[Data items]
'''

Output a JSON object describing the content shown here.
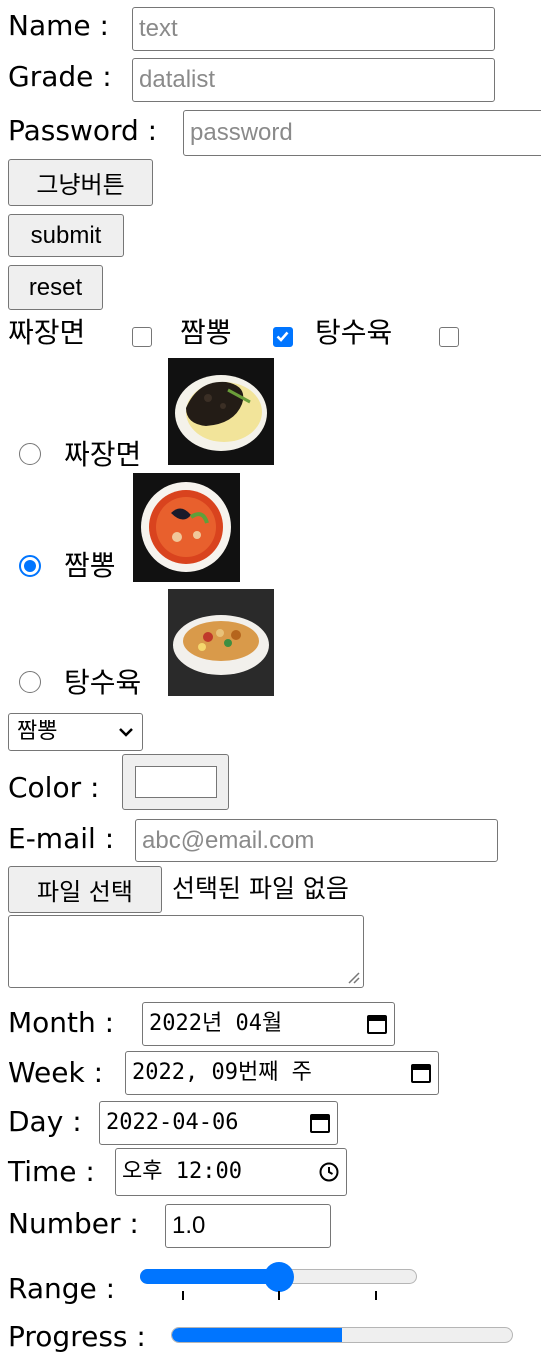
{
  "name": {
    "label": "Name :",
    "placeholder": "text"
  },
  "grade": {
    "label": "Grade :",
    "placeholder": "datalist"
  },
  "password": {
    "label": "Password :",
    "placeholder": "password"
  },
  "buttons": {
    "plain": "그냥버튼",
    "submit": "submit",
    "reset": "reset"
  },
  "checkboxes": [
    {
      "label": "짜장면",
      "checked": false
    },
    {
      "label": "짬뽕",
      "checked": true
    },
    {
      "label": "탕수육",
      "checked": false
    }
  ],
  "radios": [
    {
      "label": "짜장면",
      "checked": false,
      "image": "jajangmyeon-bowl"
    },
    {
      "label": "짬뽕",
      "checked": true,
      "image": "jjamppong-bowl"
    },
    {
      "label": "탕수육",
      "checked": false,
      "image": "tangsuyuk-plate"
    }
  ],
  "select": {
    "value": "짬뽕"
  },
  "color": {
    "label": "Color :",
    "value": "#ffffff"
  },
  "email": {
    "label": "E-mail :",
    "placeholder": "abc@email.com"
  },
  "file": {
    "button": "파일 선택",
    "status": "선택된 파일 없음"
  },
  "month": {
    "label": "Month :",
    "value": "2022년 04월"
  },
  "week": {
    "label": "Week :",
    "value": "2022, 09번째 주"
  },
  "day": {
    "label": "Day :",
    "value": "2022-04-06"
  },
  "time": {
    "label": "Time :",
    "value": "오후 12:00"
  },
  "number": {
    "label": "Number :",
    "value": "1.0"
  },
  "range": {
    "label": "Range :",
    "fraction": 0.5
  },
  "progress": {
    "label": "Progress :",
    "fraction": 0.5
  },
  "colors": {
    "accent": "#0075ff",
    "border": "#767676",
    "button_bg": "#efefef",
    "track": "#efefef"
  },
  "icons": [
    "calendar-icon",
    "clock-icon",
    "chevron-down-icon",
    "resize-grip-icon"
  ]
}
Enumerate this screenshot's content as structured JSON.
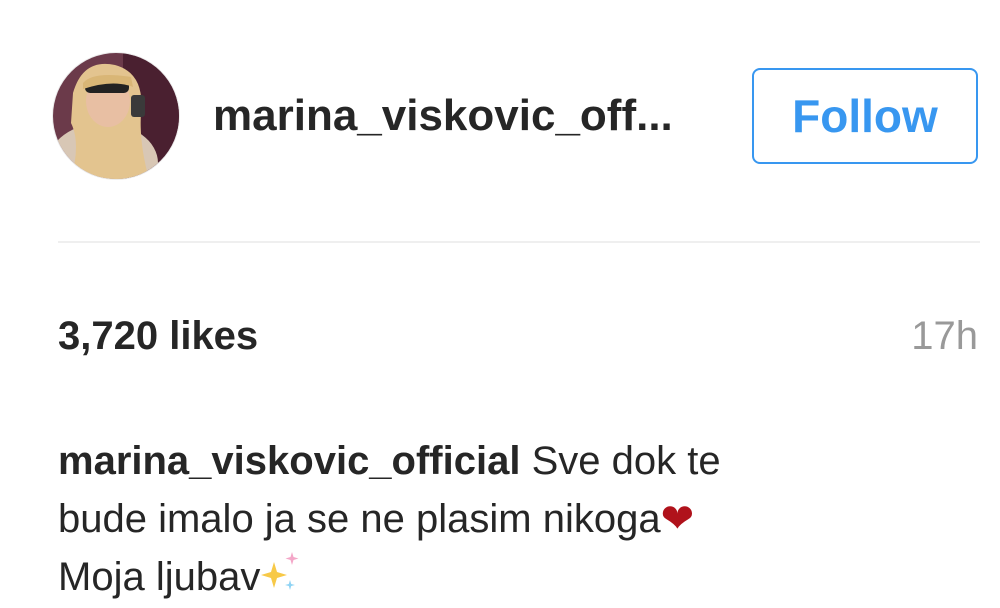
{
  "post": {
    "username": "marina_viskovic_off...",
    "follow_label": "Follow",
    "likes": "3,720 likes",
    "time": "17h",
    "caption": {
      "username": "marina_viskovic_official",
      "line1": "Sve dok te",
      "line2": "bude imalo ja se ne plasim nikoga",
      "line2_emoji": "❤",
      "line3": "Moja ljubav",
      "line3_emoji": "sparkles-icon"
    }
  },
  "colors": {
    "accent": "#3897f0",
    "text": "#262626",
    "muted": "#999999",
    "heart": "#b0121b",
    "divider": "#efefef"
  }
}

'''

### [AIM OF THE TASK]
Pictures don't belong in the copy. Restate all the entries exactly.

### [WRITTEN RESPONSE]
Output a JSON object describing the content shown here.
{
  "name": {
    "label": "Name :",
    "placeholder": "text"
  },
  "grade": {
    "label": "Grade :",
    "placeholder": "datalist"
  },
  "password": {
    "label": "Password :",
    "placeholder": "password"
  },
  "buttons": {
    "plain": "그냥버튼",
    "submit": "submit",
    "reset": "reset"
  },
  "checkboxes": [
    {
      "label": "짜장면",
      "checked": false
    },
    {
      "label": "짬뽕",
      "checked": true
    },
    {
      "label": "탕수육",
      "checked": false
    }
  ],
  "radios": [
    {
      "label": "짜장면",
      "checked": false,
      "image": "jajangmyeon-bowl"
    },
    {
      "label": "짬뽕",
      "checked": true,
      "image": "jjamppong-bowl"
    },
    {
      "label": "탕수육",
      "checked": false,
      "image": "tangsuyuk-plate"
    }
  ],
  "select": {
    "value": "짬뽕"
  },
  "color": {
    "label": "Color :",
    "value": "#ffffff"
  },
  "email": {
    "label": "E-mail :",
    "placeholder": "abc@email.com"
  },
  "file": {
    "button": "파일 선택",
    "status": "선택된 파일 없음"
  },
  "month": {
    "label": "Month :",
    "value": "2022년 04월"
  },
  "week": {
    "label": "Week :",
    "value": "2022, 09번째 주"
  },
  "day": {
    "label": "Day :",
    "value": "2022-04-06"
  },
  "time": {
    "label": "Time :",
    "value": "오후 12:00"
  },
  "number": {
    "label": "Number :",
    "value": "1.0"
  },
  "range": {
    "label": "Range :",
    "fraction": 0.5
  },
  "progress": {
    "label": "Progress :",
    "fraction": 0.5
  },
  "colors": {
    "accent": "#0075ff",
    "border": "#767676",
    "button_bg": "#efefef",
    "track": "#efefef"
  },
  "icons": [
    "calendar-icon",
    "clock-icon",
    "chevron-down-icon",
    "resize-grip-icon"
  ]
}
Enumerate this screenshot's content as structured JSON.
{
  "post": {
    "username": "marina_viskovic_off...",
    "follow_label": "Follow",
    "likes": "3,720 likes",
    "time": "17h",
    "caption": {
      "username": "marina_viskovic_official",
      "line1": "Sve dok te",
      "line2": "bude imalo ja se ne plasim nikoga",
      "line2_emoji": "❤",
      "line3": "Moja ljubav",
      "line3_emoji": "sparkles-icon"
    }
  },
  "colors": {
    "accent": "#3897f0",
    "text": "#262626",
    "muted": "#999999",
    "heart": "#b0121b",
    "divider": "#efefef"
  }
}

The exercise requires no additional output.